[Task directions]:
From the listing below, pull out all lines with "ਜਨਰਲ" in them.

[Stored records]
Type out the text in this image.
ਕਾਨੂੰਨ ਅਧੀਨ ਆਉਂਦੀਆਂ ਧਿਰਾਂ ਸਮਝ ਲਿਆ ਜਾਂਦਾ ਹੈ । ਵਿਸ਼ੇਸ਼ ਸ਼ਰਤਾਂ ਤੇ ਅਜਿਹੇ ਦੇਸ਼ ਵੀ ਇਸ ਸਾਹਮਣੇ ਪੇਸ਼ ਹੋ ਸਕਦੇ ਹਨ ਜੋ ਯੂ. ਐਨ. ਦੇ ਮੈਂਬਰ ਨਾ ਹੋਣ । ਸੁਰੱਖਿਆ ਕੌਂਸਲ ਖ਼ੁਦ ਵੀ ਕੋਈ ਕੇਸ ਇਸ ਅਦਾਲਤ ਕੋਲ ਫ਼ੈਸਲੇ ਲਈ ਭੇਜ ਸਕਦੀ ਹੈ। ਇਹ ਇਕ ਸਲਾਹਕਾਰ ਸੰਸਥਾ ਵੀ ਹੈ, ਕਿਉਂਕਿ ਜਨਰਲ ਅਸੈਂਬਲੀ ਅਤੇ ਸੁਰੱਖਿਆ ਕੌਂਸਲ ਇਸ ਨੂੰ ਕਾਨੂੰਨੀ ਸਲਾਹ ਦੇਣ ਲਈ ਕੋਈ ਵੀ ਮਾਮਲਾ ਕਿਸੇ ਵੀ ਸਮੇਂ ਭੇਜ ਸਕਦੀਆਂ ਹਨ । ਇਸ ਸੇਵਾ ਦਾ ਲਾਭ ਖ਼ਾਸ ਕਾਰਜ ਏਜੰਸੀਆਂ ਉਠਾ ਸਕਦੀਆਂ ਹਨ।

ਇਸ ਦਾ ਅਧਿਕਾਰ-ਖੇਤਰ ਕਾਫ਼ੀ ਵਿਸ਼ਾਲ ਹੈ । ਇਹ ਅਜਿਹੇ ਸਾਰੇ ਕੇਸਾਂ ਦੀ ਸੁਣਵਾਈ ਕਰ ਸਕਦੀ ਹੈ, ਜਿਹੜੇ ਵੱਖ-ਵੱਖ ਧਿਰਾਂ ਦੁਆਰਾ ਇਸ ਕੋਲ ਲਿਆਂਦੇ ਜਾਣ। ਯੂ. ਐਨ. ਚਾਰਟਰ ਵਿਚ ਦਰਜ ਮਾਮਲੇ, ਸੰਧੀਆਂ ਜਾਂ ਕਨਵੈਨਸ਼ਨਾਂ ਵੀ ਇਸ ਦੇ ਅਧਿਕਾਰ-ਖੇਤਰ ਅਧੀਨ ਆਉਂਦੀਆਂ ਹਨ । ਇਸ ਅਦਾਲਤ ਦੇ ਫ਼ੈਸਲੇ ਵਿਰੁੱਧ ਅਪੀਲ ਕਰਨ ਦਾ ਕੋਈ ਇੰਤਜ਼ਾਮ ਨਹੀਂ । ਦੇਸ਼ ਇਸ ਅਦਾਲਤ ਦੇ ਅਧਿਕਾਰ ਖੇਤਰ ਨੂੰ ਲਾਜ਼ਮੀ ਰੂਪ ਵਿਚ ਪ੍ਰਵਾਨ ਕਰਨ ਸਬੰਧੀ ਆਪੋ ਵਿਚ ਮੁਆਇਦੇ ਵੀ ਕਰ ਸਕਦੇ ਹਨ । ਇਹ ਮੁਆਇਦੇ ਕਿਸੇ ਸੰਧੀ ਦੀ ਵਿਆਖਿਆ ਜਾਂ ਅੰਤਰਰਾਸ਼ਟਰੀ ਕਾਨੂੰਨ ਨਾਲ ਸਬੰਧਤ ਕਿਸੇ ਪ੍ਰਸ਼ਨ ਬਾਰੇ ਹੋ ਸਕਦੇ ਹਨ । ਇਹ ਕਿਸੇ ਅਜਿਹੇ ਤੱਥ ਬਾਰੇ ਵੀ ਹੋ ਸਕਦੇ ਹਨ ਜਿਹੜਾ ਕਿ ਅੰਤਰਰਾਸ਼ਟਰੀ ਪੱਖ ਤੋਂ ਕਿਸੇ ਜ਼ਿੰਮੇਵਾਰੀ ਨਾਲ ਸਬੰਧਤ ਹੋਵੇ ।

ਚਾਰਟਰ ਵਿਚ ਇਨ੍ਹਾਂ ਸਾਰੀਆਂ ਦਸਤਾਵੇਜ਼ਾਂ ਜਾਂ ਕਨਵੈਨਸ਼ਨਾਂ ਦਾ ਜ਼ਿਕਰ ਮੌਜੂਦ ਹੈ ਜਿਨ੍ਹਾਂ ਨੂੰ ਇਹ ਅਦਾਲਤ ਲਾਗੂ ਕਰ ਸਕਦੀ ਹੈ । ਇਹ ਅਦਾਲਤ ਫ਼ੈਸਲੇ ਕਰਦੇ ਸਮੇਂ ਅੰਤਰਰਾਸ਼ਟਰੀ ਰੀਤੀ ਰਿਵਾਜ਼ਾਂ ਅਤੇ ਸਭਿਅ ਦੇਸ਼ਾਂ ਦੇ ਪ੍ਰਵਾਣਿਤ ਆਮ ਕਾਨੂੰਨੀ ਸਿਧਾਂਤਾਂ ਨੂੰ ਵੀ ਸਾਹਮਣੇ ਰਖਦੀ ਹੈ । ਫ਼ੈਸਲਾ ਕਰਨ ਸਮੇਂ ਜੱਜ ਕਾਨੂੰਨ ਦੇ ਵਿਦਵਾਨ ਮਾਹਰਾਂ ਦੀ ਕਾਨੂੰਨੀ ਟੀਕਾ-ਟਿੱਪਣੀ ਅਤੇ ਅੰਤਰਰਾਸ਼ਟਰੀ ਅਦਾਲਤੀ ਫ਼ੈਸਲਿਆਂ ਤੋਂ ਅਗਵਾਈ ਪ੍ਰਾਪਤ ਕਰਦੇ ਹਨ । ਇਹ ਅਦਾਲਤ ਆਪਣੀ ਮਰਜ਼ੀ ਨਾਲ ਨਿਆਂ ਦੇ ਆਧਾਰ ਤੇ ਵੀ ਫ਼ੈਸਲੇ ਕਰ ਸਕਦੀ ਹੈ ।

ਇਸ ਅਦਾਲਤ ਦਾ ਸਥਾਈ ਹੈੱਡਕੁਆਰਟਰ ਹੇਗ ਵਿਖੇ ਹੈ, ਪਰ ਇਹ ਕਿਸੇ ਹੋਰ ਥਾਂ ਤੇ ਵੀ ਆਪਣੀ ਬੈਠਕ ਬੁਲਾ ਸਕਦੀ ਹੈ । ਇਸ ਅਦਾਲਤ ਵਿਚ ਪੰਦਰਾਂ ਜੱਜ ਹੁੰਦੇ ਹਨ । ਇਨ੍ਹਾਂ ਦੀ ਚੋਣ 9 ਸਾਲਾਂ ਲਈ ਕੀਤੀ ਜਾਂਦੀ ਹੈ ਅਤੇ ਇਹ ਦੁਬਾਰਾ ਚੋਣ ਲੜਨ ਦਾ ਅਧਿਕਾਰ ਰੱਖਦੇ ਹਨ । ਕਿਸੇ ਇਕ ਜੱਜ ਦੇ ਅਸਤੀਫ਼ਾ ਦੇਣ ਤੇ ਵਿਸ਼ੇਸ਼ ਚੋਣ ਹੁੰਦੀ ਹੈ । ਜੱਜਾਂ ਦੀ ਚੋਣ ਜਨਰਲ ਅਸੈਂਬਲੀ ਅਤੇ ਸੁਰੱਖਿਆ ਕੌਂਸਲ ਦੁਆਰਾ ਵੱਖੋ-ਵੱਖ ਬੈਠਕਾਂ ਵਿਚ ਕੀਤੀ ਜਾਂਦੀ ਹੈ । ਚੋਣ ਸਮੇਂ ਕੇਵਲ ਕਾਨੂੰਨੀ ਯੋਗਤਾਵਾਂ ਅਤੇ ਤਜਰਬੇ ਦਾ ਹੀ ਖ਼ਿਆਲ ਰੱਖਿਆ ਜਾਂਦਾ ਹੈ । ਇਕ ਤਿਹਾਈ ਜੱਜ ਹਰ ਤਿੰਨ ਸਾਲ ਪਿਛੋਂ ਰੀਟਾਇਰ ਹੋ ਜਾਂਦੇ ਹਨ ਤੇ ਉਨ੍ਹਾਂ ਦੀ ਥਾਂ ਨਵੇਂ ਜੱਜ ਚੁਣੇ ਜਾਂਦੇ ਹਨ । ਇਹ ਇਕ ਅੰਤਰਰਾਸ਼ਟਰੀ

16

[Exercise result]:
ਕਾਨੂੰਨ ਅਧੀਨ ਆਉਂਦੀਆਂ ਧਿਰਾਂ ਸਮਝ ਲਿਆ ਜਾਂਦਾ ਹੈ । ਵਿਸ਼ੇਸ਼ ਸ਼ਰਤਾਂ ਤੇ ਅਜਿਹੇ ਦੇਸ਼ ਵੀ ਇਸ ਸਾਹਮਣੇ ਪੇਸ਼ ਹੋ ਸਕਦੇ ਹਨ ਜੋ ਯੂ. ਐਨ. ਦੇ ਮੈਂਬਰ ਨਾ ਹੋਣ । ਸੁਰੱਖਿਆ ਕੌਂਸਲ ਖ਼ੁਦ ਵੀ ਕੋਈ ਕੇਸ ਇਸ ਅਦਾਲਤ ਕੋਲ ਫ਼ੈਸਲੇ ਲਈ ਭੇਜ ਸਕਦੀ ਹੈ। ਇਹ ਇਕ ਸਲਾਹਕਾਰ ਸੰਸਥਾ ਵੀ ਹੈ, ਕਿਉਂਕਿ ਜਨਰਲ ਅਸੈਂਬਲੀ ਅਤੇ ਸੁਰੱਖਿਆ ਕੌਂਸਲ ਇਸ ਨੂੰ ਕਾਨੂੰਨੀ ਸਲਾਹ ਦੇਣ ਲਈ ਕੋਈ ਵੀ ਮਾਮਲਾ ਕਿਸੇ ਵੀ ਸਮੇਂ ਭੇਜ ਸਕਦੀਆਂ ਹਨ । ਇਸ ਸੇਵਾ ਦਾ ਲਾਭ ਖ਼ਾਸ ਕਾਰਜ ਏਜੰਸੀਆਂ ਉਠਾ ਸਕਦੀਆਂ ਹਨ।
ਇਸ ਅਦਾਲਤ ਦਾ ਸਥਾਈ ਹੈੱਡਕੁਆਰਟਰ ਹੇਗ ਵਿਖੇ ਹੈ, ਪਰ ਇਹ ਕਿਸੇ ਹੋਰ ਥਾਂ ਤੇ ਵੀ ਆਪਣੀ ਬੈਠਕ ਬੁਲਾ ਸਕਦੀ ਹੈ । ਇਸ ਅਦਾਲਤ ਵਿਚ ਪੰਦਰਾਂ ਜੱਜ ਹੁੰਦੇ ਹਨ । ਇਨ੍ਹਾਂ ਦੀ ਚੋਣ 9 ਸਾਲਾਂ ਲਈ ਕੀਤੀ ਜਾਂਦੀ ਹੈ ਅਤੇ ਇਹ ਦੁਬਾਰਾ ਚੋਣ ਲੜਨ ਦਾ ਅਧਿਕਾਰ ਰੱਖਦੇ ਹਨ । ਕਿਸੇ ਇਕ ਜੱਜ ਦੇ ਅਸਤੀਫ਼ਾ ਦੇਣ ਤੇ ਵਿਸ਼ੇਸ਼ ਚੋਣ ਹੁੰਦੀ ਹੈ । ਜੱਜਾਂ ਦੀ ਚੋਣ ਜਨਰਲ ਅਸੈਂਬਲੀ ਅਤੇ ਸੁਰੱਖਿਆ ਕੌਂਸਲ ਦੁਆਰਾ ਵੱਖੋ-ਵੱਖ ਬੈਠਕਾਂ ਵਿਚ ਕੀਤੀ ਜਾਂਦੀ ਹੈ । ਚੋਣ ਸਮੇਂ ਕੇਵਲ ਕਾਨੂੰਨੀ ਯੋਗਤਾਵਾਂ ਅਤੇ ਤਜਰਬੇ ਦਾ ਹੀ ਖ਼ਿਆਲ ਰੱਖਿਆ ਜਾਂਦਾ ਹੈ । ਇਕ ਤਿਹਾਈ ਜੱਜ ਹਰ ਤਿੰਨ ਸਾਲ ਪਿਛੋਂ ਰੀਟਾਇਰ ਹੋ ਜਾਂਦੇ ਹਨ ਤੇ ਉਨ੍ਹਾਂ ਦੀ ਥਾਂ ਨਵੇਂ ਜੱਜ ਚੁਣੇ ਜਾਂਦੇ ਹਨ । ਇਹ ਇਕ ਅੰਤਰਰਾਸ਼ਟਰੀ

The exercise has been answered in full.